====== Input for this task ======
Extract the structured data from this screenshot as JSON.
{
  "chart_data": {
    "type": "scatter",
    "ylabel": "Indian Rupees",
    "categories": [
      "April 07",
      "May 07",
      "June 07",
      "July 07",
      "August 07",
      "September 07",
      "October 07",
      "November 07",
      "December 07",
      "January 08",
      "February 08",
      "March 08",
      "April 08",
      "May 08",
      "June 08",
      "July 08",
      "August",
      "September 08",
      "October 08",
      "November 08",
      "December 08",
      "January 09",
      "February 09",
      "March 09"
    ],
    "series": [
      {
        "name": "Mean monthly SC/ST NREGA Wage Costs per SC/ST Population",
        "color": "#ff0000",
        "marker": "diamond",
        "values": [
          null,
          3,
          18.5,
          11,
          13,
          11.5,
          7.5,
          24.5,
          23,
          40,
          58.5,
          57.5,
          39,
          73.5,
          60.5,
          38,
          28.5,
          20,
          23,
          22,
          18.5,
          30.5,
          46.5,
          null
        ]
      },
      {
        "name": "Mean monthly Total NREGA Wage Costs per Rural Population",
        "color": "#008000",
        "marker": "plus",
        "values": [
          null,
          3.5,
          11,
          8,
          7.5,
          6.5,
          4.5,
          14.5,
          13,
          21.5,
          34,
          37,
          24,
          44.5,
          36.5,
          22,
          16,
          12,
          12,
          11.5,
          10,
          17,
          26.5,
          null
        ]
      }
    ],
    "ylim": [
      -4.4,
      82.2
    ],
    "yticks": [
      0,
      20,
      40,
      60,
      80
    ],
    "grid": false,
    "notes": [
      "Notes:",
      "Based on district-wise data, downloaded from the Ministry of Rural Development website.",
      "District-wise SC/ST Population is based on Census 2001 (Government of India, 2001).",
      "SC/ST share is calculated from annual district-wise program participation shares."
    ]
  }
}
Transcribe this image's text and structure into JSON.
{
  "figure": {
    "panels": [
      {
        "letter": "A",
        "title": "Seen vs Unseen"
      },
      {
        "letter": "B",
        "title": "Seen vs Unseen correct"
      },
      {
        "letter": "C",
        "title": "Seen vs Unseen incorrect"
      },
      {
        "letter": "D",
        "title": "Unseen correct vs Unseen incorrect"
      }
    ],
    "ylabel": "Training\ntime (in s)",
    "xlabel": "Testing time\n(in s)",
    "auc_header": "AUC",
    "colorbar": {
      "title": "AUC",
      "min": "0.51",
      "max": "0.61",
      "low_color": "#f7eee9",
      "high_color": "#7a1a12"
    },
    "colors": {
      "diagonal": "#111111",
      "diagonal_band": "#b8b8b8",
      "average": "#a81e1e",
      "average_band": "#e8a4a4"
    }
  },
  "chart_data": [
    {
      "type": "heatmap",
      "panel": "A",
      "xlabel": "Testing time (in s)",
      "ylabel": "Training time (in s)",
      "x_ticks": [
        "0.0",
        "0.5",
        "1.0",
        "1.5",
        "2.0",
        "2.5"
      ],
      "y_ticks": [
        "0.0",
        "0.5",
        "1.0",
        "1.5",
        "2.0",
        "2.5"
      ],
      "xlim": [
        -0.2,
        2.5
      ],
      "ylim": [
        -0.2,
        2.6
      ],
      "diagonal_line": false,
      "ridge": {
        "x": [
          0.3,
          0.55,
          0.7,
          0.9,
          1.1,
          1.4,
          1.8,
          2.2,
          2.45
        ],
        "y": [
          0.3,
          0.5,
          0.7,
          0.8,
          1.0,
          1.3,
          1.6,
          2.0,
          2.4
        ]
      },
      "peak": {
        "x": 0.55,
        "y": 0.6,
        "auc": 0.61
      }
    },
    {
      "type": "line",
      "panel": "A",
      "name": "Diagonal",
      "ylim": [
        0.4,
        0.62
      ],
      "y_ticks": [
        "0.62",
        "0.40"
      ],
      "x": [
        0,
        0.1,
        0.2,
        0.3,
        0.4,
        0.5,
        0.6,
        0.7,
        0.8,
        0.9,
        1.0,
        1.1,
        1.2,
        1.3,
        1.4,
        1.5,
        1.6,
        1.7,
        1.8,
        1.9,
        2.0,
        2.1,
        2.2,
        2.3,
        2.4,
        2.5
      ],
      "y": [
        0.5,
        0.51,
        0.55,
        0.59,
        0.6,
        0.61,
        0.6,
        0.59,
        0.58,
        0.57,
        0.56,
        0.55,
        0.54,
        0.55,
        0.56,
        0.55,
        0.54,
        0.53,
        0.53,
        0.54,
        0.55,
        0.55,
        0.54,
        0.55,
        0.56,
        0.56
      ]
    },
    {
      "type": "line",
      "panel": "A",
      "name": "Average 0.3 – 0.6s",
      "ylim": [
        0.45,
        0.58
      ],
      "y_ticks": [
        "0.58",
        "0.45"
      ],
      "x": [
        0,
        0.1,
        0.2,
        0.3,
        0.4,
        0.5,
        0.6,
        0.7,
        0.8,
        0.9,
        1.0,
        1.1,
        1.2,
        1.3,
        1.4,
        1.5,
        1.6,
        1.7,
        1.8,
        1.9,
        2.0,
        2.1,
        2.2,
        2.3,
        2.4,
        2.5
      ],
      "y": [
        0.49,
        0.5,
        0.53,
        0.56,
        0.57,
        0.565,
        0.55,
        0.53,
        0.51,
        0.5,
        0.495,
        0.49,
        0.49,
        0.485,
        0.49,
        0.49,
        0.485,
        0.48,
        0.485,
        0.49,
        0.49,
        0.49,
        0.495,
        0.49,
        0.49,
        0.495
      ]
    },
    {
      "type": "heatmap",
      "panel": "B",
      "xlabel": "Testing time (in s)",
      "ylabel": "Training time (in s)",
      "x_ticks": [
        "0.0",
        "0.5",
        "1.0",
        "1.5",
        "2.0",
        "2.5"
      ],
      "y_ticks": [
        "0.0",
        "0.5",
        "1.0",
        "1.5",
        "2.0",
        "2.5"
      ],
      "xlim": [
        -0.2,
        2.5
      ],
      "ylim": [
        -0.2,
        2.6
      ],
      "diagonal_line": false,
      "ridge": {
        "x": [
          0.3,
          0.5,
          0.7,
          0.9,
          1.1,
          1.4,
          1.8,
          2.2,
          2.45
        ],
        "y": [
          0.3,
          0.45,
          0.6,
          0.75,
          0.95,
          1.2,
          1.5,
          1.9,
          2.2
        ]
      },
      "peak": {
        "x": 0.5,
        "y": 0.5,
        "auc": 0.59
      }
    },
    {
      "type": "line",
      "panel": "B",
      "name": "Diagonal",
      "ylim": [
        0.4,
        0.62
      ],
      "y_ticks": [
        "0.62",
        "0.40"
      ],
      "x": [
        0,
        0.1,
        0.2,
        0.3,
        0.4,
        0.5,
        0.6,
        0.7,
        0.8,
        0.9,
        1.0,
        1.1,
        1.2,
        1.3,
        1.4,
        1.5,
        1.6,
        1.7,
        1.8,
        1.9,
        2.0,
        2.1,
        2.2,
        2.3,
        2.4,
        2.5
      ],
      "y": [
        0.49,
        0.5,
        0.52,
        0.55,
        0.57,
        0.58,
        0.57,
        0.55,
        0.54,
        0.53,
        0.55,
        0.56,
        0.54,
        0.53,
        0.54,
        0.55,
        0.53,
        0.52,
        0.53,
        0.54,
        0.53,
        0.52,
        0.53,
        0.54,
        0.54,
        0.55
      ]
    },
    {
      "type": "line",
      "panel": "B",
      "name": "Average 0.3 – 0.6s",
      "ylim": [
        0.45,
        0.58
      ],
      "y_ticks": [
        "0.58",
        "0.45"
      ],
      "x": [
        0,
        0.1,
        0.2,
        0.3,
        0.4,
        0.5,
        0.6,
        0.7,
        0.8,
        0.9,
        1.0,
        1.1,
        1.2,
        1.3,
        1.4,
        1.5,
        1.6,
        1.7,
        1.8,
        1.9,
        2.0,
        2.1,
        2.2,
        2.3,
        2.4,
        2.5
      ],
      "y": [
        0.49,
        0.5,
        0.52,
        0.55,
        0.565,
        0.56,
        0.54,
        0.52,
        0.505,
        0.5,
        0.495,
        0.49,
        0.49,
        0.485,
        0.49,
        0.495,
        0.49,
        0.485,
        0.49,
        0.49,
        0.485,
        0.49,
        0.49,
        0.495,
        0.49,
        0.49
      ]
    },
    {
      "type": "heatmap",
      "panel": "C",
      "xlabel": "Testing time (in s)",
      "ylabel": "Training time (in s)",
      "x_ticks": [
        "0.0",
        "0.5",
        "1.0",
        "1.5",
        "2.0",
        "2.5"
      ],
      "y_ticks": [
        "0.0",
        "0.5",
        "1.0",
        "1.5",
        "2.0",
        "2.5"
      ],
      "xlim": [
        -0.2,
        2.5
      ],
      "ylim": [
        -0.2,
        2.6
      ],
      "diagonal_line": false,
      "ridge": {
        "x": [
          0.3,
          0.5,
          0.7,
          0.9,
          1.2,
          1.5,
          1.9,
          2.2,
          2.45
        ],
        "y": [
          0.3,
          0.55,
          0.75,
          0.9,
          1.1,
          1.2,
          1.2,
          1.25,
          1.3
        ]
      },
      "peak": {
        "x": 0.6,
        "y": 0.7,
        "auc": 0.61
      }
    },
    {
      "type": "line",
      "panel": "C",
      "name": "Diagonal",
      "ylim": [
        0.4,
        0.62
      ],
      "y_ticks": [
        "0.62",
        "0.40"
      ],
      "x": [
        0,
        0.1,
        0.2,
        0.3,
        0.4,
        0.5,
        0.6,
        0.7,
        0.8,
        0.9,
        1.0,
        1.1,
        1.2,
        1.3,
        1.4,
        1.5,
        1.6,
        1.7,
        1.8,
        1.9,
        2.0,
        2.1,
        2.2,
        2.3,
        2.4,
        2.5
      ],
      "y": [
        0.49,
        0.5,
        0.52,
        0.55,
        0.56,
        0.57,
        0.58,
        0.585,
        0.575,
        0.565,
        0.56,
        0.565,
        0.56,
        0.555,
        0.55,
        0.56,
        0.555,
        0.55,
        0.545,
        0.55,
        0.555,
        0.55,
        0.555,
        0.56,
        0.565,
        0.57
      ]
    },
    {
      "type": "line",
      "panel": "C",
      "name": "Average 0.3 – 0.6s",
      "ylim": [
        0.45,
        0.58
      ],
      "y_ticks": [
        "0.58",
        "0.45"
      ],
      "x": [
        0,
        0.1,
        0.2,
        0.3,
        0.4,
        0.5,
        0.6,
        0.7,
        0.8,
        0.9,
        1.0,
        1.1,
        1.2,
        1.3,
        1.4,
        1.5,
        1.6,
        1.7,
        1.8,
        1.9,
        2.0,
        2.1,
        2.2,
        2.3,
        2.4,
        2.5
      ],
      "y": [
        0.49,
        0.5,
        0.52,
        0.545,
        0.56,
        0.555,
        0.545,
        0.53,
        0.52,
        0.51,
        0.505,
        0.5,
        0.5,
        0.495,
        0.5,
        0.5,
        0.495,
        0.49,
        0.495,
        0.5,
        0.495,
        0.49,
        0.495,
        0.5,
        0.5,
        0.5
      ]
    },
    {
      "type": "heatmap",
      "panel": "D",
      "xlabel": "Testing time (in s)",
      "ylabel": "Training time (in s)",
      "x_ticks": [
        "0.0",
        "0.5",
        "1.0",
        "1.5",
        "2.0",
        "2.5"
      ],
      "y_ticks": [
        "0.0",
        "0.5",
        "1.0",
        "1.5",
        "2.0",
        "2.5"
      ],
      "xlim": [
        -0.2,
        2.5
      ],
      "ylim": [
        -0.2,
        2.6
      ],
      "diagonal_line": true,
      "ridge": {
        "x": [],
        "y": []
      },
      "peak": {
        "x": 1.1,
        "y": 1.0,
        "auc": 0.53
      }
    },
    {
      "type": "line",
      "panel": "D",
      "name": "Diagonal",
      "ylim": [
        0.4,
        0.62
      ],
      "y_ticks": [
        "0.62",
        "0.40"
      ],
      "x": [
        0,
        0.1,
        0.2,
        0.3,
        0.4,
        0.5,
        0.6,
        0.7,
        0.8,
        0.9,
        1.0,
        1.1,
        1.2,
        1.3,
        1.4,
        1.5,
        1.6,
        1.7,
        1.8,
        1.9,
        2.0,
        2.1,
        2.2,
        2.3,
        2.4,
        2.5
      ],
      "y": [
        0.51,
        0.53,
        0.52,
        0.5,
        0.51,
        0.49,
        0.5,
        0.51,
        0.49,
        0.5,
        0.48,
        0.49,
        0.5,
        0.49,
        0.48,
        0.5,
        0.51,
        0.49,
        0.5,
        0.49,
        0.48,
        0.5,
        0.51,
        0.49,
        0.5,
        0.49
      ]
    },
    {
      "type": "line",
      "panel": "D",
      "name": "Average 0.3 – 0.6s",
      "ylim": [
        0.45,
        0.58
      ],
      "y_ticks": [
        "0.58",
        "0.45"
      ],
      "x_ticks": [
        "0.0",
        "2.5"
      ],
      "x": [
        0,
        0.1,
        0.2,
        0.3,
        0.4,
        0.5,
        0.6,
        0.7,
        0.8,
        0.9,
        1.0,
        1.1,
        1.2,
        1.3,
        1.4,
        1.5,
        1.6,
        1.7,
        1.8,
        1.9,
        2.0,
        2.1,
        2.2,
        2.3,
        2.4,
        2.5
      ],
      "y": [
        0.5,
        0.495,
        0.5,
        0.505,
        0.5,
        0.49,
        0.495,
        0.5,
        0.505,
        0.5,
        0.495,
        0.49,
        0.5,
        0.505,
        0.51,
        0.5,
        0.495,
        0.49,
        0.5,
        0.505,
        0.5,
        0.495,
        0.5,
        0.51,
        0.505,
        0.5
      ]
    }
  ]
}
======
**Given problem**
Your task is to pick out every line with the string "Rural" and copy it.

**Task response**
        "name": "Mean monthly Total NREGA Wage Costs per Rural Population",
      "Based on district-wise data, downloaded from the Ministry of Rural Development website.",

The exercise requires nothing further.